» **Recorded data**
· · · ·

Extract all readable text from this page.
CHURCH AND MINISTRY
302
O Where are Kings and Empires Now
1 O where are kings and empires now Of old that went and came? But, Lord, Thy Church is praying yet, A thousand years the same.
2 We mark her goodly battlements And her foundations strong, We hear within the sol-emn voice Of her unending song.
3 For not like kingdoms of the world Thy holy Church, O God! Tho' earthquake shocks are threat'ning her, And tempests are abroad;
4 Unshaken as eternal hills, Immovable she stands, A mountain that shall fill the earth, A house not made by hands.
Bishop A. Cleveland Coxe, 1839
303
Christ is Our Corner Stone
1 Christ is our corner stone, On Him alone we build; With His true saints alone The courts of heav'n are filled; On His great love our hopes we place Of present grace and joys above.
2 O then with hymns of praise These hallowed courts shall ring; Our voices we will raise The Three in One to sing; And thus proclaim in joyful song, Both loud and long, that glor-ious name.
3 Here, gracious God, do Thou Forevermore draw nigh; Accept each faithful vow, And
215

· · · ·

Which lines contain the word "Christ"? Copy each one.

» **Result**
Christ is Our Corner Stone
1 Christ is our corner stone, On Him alone we build; With His true saints alone The courts of heav'n are filled; On His great love our hopes we place Of present grace and joys above.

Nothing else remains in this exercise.